- Information provided:
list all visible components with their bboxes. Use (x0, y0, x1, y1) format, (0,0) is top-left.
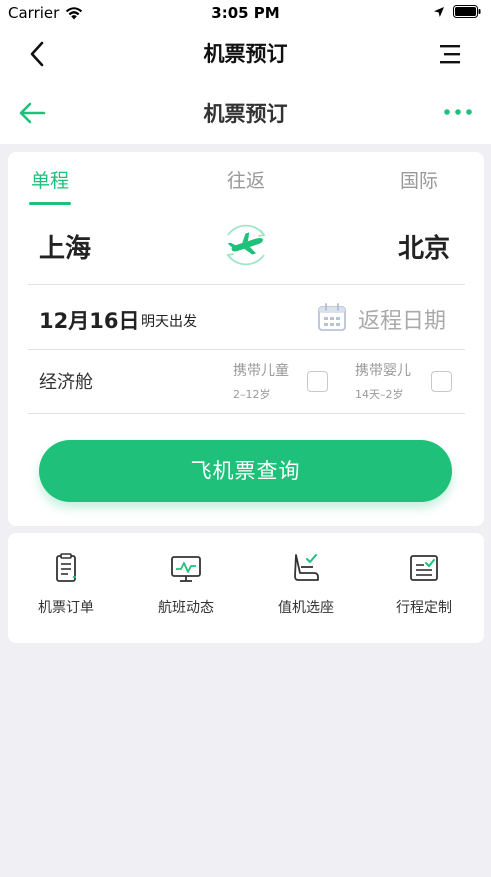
service-label: 值机选座 (278, 600, 334, 616)
child-option-label: 携带儿童 (233, 363, 289, 379)
divider (28, 349, 465, 350)
flight-status-icon (171, 556, 201, 582)
services-panel: 机票订单 航班动态 值机选座 行程定制 (8, 533, 484, 643)
tab-round-trip[interactable]: 往返 (201, 166, 291, 193)
seat-selection-icon (294, 554, 319, 581)
divider (28, 413, 465, 414)
tab-international[interactable]: 国际 (374, 166, 464, 193)
return-date-field[interactable]: 返程日期 (358, 303, 446, 335)
arrival-city[interactable]: 北京 (398, 228, 450, 265)
order-icon (56, 553, 76, 582)
page-title: 机票预订 (203, 42, 288, 66)
infant-age-range: 14天–2岁 (355, 388, 404, 401)
search-flights-button[interactable]: 飞机票查询 (39, 440, 452, 502)
battery-icon (453, 5, 481, 18)
service-item-orders[interactable]: 机票订单 (16, 551, 116, 617)
cabin-class[interactable]: 经济舱 (39, 368, 93, 394)
more-dots-icon[interactable] (443, 104, 473, 120)
child-checkbox[interactable] (307, 371, 328, 392)
service-item-seat-selection[interactable]: 值机选座 (256, 551, 356, 617)
menu-icon[interactable] (439, 43, 461, 65)
divider (28, 284, 465, 285)
service-label: 行程定制 (396, 600, 452, 616)
sub-page-title: 机票预订 (203, 102, 288, 126)
calendar-icon[interactable] (317, 302, 347, 332)
sub-nav-bar: 机票预订 (0, 80, 491, 144)
departure-date[interactable]: 12月16日 (39, 305, 139, 335)
infant-checkbox[interactable] (431, 371, 452, 392)
service-item-flight-status[interactable]: 航班动态 (136, 551, 236, 617)
departure-city[interactable]: 上海 (39, 228, 91, 265)
status-time: 3:05 PM (211, 4, 280, 22)
child-age-range: 2–12岁 (233, 388, 271, 401)
status-indicators (433, 5, 481, 18)
active-tab-indicator (29, 202, 71, 205)
swap-cities-plane-icon[interactable] (219, 218, 273, 272)
itinerary-icon (410, 555, 438, 581)
location-arrow-icon (434, 6, 444, 17)
departure-date-note: 明天出发 (141, 314, 197, 330)
status-bar: Carrier 3:05 PM (0, 0, 491, 28)
service-item-itinerary[interactable]: 行程定制 (374, 551, 474, 617)
service-label: 机票订单 (38, 600, 94, 616)
tab-one-way[interactable]: 单程 (5, 166, 95, 193)
booking-card: 单程 往返 国际 上海 北京 12月16日 明天出发 返程日期 经济舱 携带儿童… (8, 152, 484, 526)
infant-option-label: 携带婴儿 (355, 363, 411, 379)
service-label: 航班动态 (158, 600, 214, 616)
trip-type-tabs: 单程 往返 国际 (8, 166, 484, 210)
top-nav-bar: 机票预订 (0, 28, 491, 80)
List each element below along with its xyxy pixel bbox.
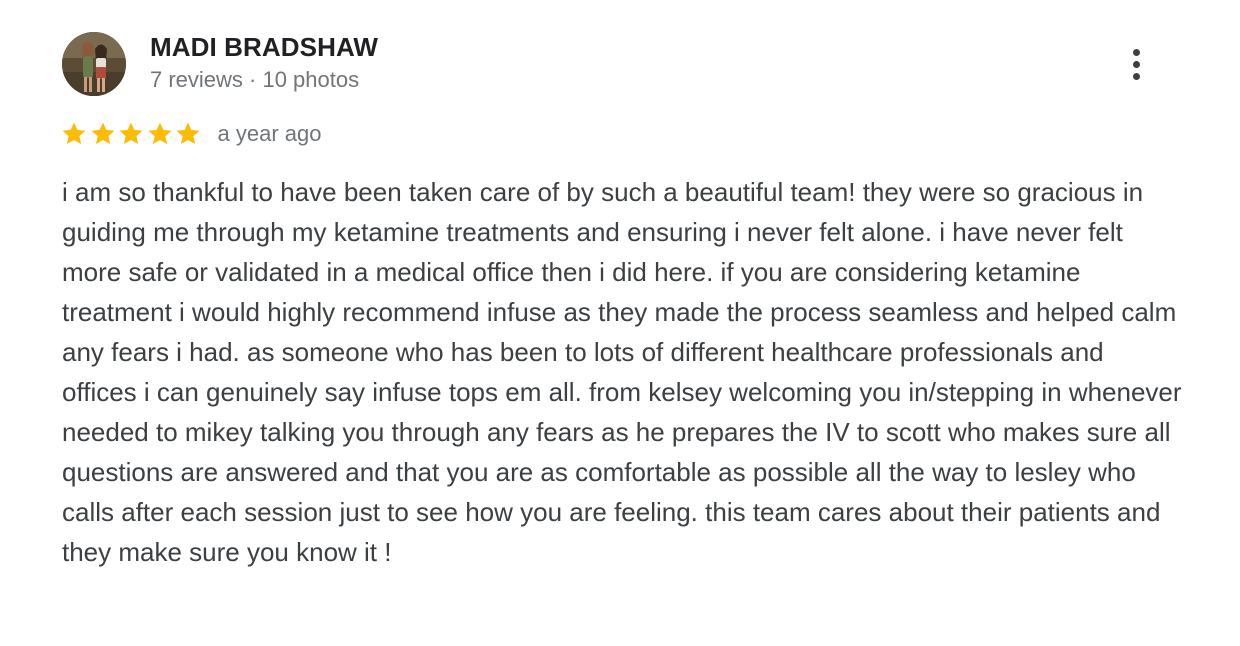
reviewer-avatar[interactable] bbox=[62, 32, 126, 96]
more-options-button[interactable] bbox=[1116, 44, 1156, 84]
more-vertical-icon-dot bbox=[1132, 72, 1140, 80]
review-date: a year ago bbox=[217, 121, 322, 146]
star-rating bbox=[60, 120, 203, 148]
star-icon bbox=[91, 122, 114, 145]
review-text: i am so thankful to have been taken care… bbox=[62, 177, 1182, 567]
star-icon bbox=[119, 122, 143, 145]
star-icon bbox=[148, 122, 171, 145]
avatar-photo-icon bbox=[62, 32, 126, 96]
star-icon bbox=[176, 122, 200, 145]
rating-row: a year ago bbox=[60, 119, 321, 149]
review-card: MADI BRADSHAW 7 reviews · 10 photos a ye… bbox=[0, 0, 1240, 646]
star-icon bbox=[62, 122, 86, 145]
more-vertical-icon bbox=[1132, 48, 1140, 56]
reviewer-meta: 7 reviews · 10 photos bbox=[150, 67, 360, 92]
more-vertical-icon-dot bbox=[1132, 60, 1140, 68]
reviewer-name[interactable]: MADI BRADSHAW bbox=[150, 32, 378, 63]
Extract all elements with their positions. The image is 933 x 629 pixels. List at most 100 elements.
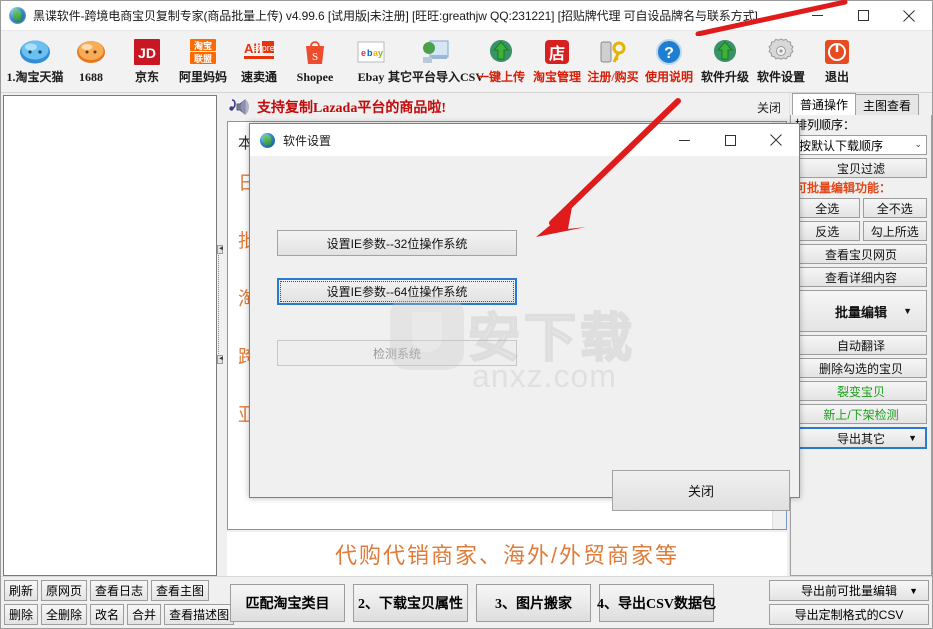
batch-functions-header: 可批量编辑功能： [795, 181, 892, 195]
toolbar-item-1688[interactable]: 1688 [63, 31, 119, 91]
product-filter-button[interactable]: 宝贝过滤 [795, 158, 927, 178]
notice-bar: 支持复制Lazada平台的商品啦! 关闭 [223, 93, 789, 121]
toolbar-item-settings[interactable]: 软件设置 [753, 31, 809, 91]
split-product-button[interactable]: 裂变宝贝 [795, 381, 927, 401]
delete-checked-button[interactable]: 删除勾选的宝贝 [795, 358, 927, 378]
maximize-button[interactable] [840, 1, 886, 30]
toolbar-item-help[interactable]: ? 使用说明 [641, 31, 697, 91]
toolbar-item-shopee[interactable]: S Shopee [287, 31, 343, 91]
sort-order-value: 按默认下载顺序 [799, 138, 884, 153]
toolbar-item-upload[interactable]: 一键上传 [473, 31, 529, 91]
notice-close-link[interactable]: 关闭 [757, 99, 781, 116]
batch-edit-label: 批量编辑 [834, 304, 887, 320]
taobao-tmall-icon [18, 35, 52, 69]
chevron-down-icon: ▼ [908, 433, 917, 443]
tab-normal-operations[interactable]: 普通操作 [792, 93, 857, 115]
toolbar-label: 1.淘宝天猫 [6, 70, 64, 84]
toolbar-label: Ebay [357, 70, 385, 84]
selection-row-1: 全选 全不选 [795, 198, 927, 218]
bottom-left-row-1: 刷新 原网页 查看日志 查看主图 [4, 580, 216, 601]
svg-text:e: e [361, 48, 366, 58]
toolbar-item-upgrade[interactable]: 软件升级 [697, 31, 753, 91]
toolbar-item-shop-manage[interactable]: 店 淘宝管理 [529, 31, 585, 91]
app-globe-icon [9, 7, 26, 24]
invert-selection-button[interactable]: 反选 [795, 221, 860, 241]
rename-button[interactable]: 改名 [90, 604, 125, 625]
check-selected-button[interactable]: 勾上所选 [862, 221, 927, 241]
product-list-panel[interactable] [3, 95, 217, 576]
match-taobao-category-button[interactable]: 匹配淘宝类目 [230, 583, 345, 622]
title-bar: 黑谍软件-跨境电商宝贝复制专家(商品批量上传) v4.99.6 [试用版|未注册… [1, 1, 932, 31]
software-settings-dialog[interactable]: 软件设置 安下载 anxz.com 设置IE参数--32位操作系统 设置IE参数… [249, 123, 800, 511]
minimize-button[interactable] [794, 1, 840, 30]
dialog-maximize-button[interactable] [707, 124, 753, 156]
toolbar-label: 注册/购买 [587, 70, 639, 84]
dialog-title-bar: 软件设置 [250, 124, 799, 156]
toolbar-item-jd[interactable]: JD 京东 [119, 31, 175, 91]
toolbar-item-aliexpress[interactable]: Ali express 速卖通 [231, 31, 287, 91]
sort-order-select[interactable]: 按默认下载顺序 ⌄ [795, 135, 927, 155]
chevron-down-icon: ▼ [903, 306, 912, 316]
shop-icon: 店 [540, 35, 574, 69]
bottom-toolbar: 刷新 原网页 查看日志 查看主图 删除 全删除 改名 合并 查看描述图 匹配淘宝… [1, 576, 932, 628]
toolbar-label: 京东 [134, 70, 159, 84]
detect-system-button[interactable]: 检测系统 [277, 340, 517, 366]
toolbar-item-import-csv[interactable]: 其它平台导入CSV [388, 31, 484, 91]
toolbar-item-register[interactable]: 注册/购买 [585, 31, 641, 91]
delete-button[interactable]: 删除 [4, 604, 39, 625]
set-ie-params-32bit-button[interactable]: 设置IE参数--32位操作系统 [277, 230, 517, 256]
batch-edit-dropdown[interactable]: 批量编辑 ▼ [795, 290, 927, 332]
toolbar-label: 1688 [79, 70, 103, 84]
download-attributes-button[interactable]: 2、下载宝贝属性 [353, 583, 468, 622]
view-log-button[interactable]: 查看日志 [90, 580, 149, 601]
dialog-close-button[interactable] [753, 124, 799, 156]
toolbar-item-taobao-tmall[interactable]: 1.淘宝天猫 [6, 31, 64, 91]
svg-text:淘宝: 淘宝 [194, 40, 212, 51]
svg-text:y: y [378, 48, 383, 58]
upload-icon [484, 35, 518, 69]
pre-export-batch-edit-label: 导出前可批量编辑 [800, 584, 897, 598]
export-custom-csv-button[interactable]: 导出定制格式的CSV [769, 604, 929, 625]
close-button[interactable] [886, 1, 932, 30]
dialog-minimize-button[interactable] [661, 124, 707, 156]
delete-all-button[interactable]: 全删除 [41, 604, 88, 625]
sidebar-content: 排列顺序： 按默认下载顺序 ⌄ 宝贝过滤 可批量编辑功能： 全选 全不选 反选 … [790, 115, 932, 576]
upgrade-icon [708, 35, 742, 69]
tab-main-image-view[interactable]: 主图查看 [855, 94, 920, 115]
select-none-button[interactable]: 全不选 [862, 198, 927, 218]
dialog-window-controls [661, 124, 799, 156]
gear-icon [764, 35, 798, 69]
export-csv-package-button[interactable]: 4、导出CSV数据包 [597, 583, 716, 622]
shopee-icon: S [298, 35, 332, 69]
app-globe-icon [260, 132, 275, 148]
sort-order-label: 排列顺序： [795, 118, 856, 132]
view-main-image-button[interactable]: 查看主图 [151, 580, 210, 601]
svg-text:S: S [312, 51, 318, 63]
toolbar-item-exit[interactable]: 退出 [809, 31, 865, 91]
bottom-left-group: 刷新 原网页 查看日志 查看主图 删除 全删除 改名 合并 查看描述图 [4, 580, 235, 625]
window-title: 黑谍软件-跨境电商宝贝复制专家(商品批量上传) v4.99.6 [试用版|未注册… [33, 9, 758, 23]
shelf-check-button[interactable]: 新上/下架检测 [795, 404, 927, 424]
merge-button[interactable]: 合并 [127, 604, 162, 625]
select-all-button[interactable]: 全选 [795, 198, 860, 218]
view-detail-button[interactable]: 查看详细内容 [795, 267, 927, 287]
toolbar-label: 一键上传 [476, 70, 525, 84]
refresh-button[interactable]: 刷新 [4, 580, 39, 601]
aliexpress-icon: Ali express [242, 35, 276, 69]
auto-translate-button[interactable]: 自动翻译 [795, 335, 927, 355]
export-other-dropdown[interactable]: 导出其它 ▼ [795, 427, 927, 449]
operations-sidebar: 普通操作 主图查看 排列顺序： 按默认下载顺序 ⌄ 宝贝过滤 可批量编辑功能： … [789, 93, 932, 576]
dialog-close-action-button[interactable]: 关闭 [612, 470, 790, 511]
original-page-button[interactable]: 原网页 [41, 580, 88, 601]
set-ie-params-64bit-button[interactable]: 设置IE参数--64位操作系统 [277, 278, 517, 305]
power-icon [820, 35, 854, 69]
image-migration-button[interactable]: 3、图片搬家 [476, 583, 591, 622]
pre-export-batch-edit-dropdown[interactable]: 导出前可批量编辑 ▼ [769, 580, 929, 601]
speaker-icon [229, 98, 251, 116]
view-product-page-button[interactable]: 查看宝贝网页 [795, 244, 927, 264]
toolbar-label: 速卖通 [240, 70, 277, 84]
toolbar-label: 软件设置 [756, 70, 805, 84]
toolbar-item-alimama[interactable]: 淘宝 联盟 阿里妈妈 [175, 31, 231, 91]
notice-text: 支持复制Lazada平台的商品啦! [257, 101, 446, 116]
bottom-right-group: 导出前可批量编辑 ▼ 导出定制格式的CSV [769, 580, 929, 625]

- Task prompt:
Return each line of the material without changes, starting with the line containing "batch-functions-header: 可批量编辑功能： [795, 181, 892, 195]" and going on through the line containing "split-product-button[interactable]: 裂变宝贝 [795, 381, 927, 401]", with both of those lines included.

- Exercise output:
batch-functions-header: 可批量编辑功能： [795, 181, 892, 195]
toolbar-item-1688[interactable]: 1688 [63, 31, 119, 91]
product-filter-button[interactable]: 宝贝过滤 [795, 158, 927, 178]
notice-bar: 支持复制Lazada平台的商品啦! 关闭 [223, 93, 789, 121]
toolbar-item-settings[interactable]: 软件设置 [753, 31, 809, 91]
split-product-button[interactable]: 裂变宝贝 [795, 381, 927, 401]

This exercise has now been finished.